[begin Provided information]

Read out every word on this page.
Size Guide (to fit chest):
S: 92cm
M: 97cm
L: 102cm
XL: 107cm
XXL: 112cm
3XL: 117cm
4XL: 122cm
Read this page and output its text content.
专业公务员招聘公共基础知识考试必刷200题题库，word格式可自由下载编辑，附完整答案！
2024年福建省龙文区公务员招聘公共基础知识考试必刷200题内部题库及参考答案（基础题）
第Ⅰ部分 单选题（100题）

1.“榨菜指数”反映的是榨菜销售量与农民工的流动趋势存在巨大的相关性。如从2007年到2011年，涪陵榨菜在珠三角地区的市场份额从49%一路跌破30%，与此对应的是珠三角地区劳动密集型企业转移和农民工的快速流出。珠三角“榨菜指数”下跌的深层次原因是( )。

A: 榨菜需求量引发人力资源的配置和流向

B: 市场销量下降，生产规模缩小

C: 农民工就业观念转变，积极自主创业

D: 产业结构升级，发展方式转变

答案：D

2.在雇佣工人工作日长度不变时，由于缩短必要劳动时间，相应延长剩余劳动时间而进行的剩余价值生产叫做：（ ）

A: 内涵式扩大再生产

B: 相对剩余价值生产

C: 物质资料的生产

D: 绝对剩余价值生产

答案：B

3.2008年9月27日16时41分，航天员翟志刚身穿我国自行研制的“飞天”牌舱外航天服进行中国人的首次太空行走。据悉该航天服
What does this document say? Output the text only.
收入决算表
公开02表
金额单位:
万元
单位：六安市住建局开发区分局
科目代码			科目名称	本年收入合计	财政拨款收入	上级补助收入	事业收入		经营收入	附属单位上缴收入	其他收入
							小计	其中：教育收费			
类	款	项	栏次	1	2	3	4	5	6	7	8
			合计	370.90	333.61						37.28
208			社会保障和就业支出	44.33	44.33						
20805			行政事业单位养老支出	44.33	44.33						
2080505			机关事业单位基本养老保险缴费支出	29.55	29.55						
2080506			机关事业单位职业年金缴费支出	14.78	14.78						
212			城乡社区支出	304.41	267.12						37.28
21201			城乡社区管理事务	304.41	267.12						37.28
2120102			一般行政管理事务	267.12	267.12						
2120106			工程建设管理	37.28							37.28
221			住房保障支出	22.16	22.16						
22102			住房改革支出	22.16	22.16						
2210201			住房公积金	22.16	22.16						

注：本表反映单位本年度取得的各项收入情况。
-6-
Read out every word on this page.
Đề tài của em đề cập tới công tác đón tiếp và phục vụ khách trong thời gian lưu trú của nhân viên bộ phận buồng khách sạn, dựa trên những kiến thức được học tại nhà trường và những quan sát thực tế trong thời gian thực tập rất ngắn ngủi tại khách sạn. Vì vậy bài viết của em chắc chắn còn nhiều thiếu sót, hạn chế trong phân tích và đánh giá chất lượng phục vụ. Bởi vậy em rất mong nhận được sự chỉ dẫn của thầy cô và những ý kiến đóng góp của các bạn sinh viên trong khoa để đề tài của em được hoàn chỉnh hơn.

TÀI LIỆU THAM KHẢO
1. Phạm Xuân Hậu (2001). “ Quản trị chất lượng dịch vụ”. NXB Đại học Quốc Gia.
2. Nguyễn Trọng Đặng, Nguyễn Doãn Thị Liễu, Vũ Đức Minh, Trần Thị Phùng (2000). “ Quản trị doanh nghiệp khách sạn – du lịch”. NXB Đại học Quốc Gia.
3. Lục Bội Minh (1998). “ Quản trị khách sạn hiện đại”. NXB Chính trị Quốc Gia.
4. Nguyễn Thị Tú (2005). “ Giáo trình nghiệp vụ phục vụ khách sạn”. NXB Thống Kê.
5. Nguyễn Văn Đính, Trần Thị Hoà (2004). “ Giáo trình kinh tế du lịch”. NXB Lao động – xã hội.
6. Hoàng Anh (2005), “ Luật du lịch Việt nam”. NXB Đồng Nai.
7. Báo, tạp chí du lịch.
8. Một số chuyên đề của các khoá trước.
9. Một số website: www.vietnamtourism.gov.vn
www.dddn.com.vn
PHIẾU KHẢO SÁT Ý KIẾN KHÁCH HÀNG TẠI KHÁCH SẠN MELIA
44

[end Provided information]

### Stated task
Repeat the material in full, exactly as it stands.

### Correct result
Read out every word on this page.
Size Guide (to fit chest):
S: 92cm
M: 97cm
L: 102cm
XL: 107cm
XXL: 112cm
3XL: 117cm
4XL: 122cm
Read this page and output its text content.
专业公务员招聘公共基础知识考试必刷200题题库，word格式可自由下载编辑，附完整答案！
2024年福建省龙文区公务员招聘公共基础知识考试必刷200题内部题库及参考答案（基础题）
第Ⅰ部分 单选题（100题）

1.“榨菜指数”反映的是榨菜销售量与农民工的流动趋势存在巨大的相关性。如从2007年到2011年，涪陵榨菜在珠三角地区的市场份额从49%一路跌破30%，与此对应的是珠三角地区劳动密集型企业转移和农民工的快速流出。珠三角“榨菜指数”下跌的深层次原因是( )。

A: 榨菜需求量引发人力资源的配置和流向

B: 市场销量下降，生产规模缩小

C: 农民工就业观念转变，积极自主创业

D: 产业结构升级，发展方式转变

答案：D

2.在雇佣工人工作日长度不变时，由于缩短必要劳动时间，相应延长剩余劳动时间而进行的剩余价值生产叫做：（ ）

A: 内涵式扩大再生产

B: 相对剩余价值生产

C: 物质资料的生产

D: 绝对剩余价值生产

答案：B

3.2008年9月27日16时41分，航天员翟志刚身穿我国自行研制的“飞天”牌舱外航天服进行中国人的首次太空行走。据悉该航天服
What does this document say? Output the text only.
收入决算表
公开02表
金额单位:
万元
单位：六安市住建局开发区分局
科目代码			科目名称	本年收入合计	财政拨款收入	上级补助收入	事业收入		经营收入	附属单位上缴收入	其他收入
							小计	其中：教育收费			
类	款	项	栏次	1	2	3	4	5	6	7	8
			合计	370.90	333.61						37.28
208			社会保障和就业支出	44.33	44.33						
20805			行政事业单位养老支出	44.33	44.33						
2080505			机关事业单位基本养老保险缴费支出	29.55	29.55						
2080506			机关事业单位职业年金缴费支出	14.78	14.78						
212			城乡社区支出	304.41	267.12						37.28
21201			城乡社区管理事务	304.41	267.12						37.28
2120102			一般行政管理事务	267.12	267.12						
2120106			工程建设管理	37.28							37.28
221			住房保障支出	22.16	22.16						
22102			住房改革支出	22.16	22.16						
2210201			住房公积金	22.16	22.16						

注：本表反映单位本年度取得的各项收入情况。
-6-
Read out every word on this page.
Đề tài của em đề cập tới công tác đón tiếp và phục vụ khách trong thời gian lưu trú của nhân viên bộ phận buồng khách sạn, dựa trên những kiến thức được học tại nhà trường và những quan sát thực tế trong thời gian thực tập rất ngắn ngủi tại khách sạn. Vì vậy bài viết của em chắc chắn còn nhiều thiếu sót, hạn chế trong phân tích và đánh giá chất lượng phục vụ. Bởi vậy em rất mong nhận được sự chỉ dẫn của thầy cô và những ý kiến đóng góp của các bạn sinh viên trong khoa để đề tài của em được hoàn chỉnh hơn.

TÀI LIỆU THAM KHẢO
1. Phạm Xuân Hậu (2001). “ Quản trị chất lượng dịch vụ”. NXB Đại học Quốc Gia.
2. Nguyễn Trọng Đặng, Nguyễn Doãn Thị Liễu, Vũ Đức Minh, Trần Thị Phùng (2000). “ Quản trị doanh nghiệp khách sạn – du lịch”. NXB Đại học Quốc Gia.
3. Lục Bội Minh (1998). “ Quản trị khách sạn hiện đại”. NXB Chính trị Quốc Gia.
4. Nguyễn Thị Tú (2005). “ Giáo trình nghiệp vụ phục vụ khách sạn”. NXB Thống Kê.
5. Nguyễn Văn Đính, Trần Thị Hoà (2004). “ Giáo trình kinh tế du lịch”. NXB Lao động – xã hội.
6. Hoàng Anh (2005), “ Luật du lịch Việt nam”. NXB Đồng Nai.
7. Báo, tạp chí du lịch.
8. Một số chuyên đề của các khoá trước.
9. Một số website: www.vietnamtourism.gov.vn
www.dddn.com.vn
PHIẾU KHẢO SÁT Ý KIẾN KHÁCH HÀNG TẠI KHÁCH SẠN MELIA
44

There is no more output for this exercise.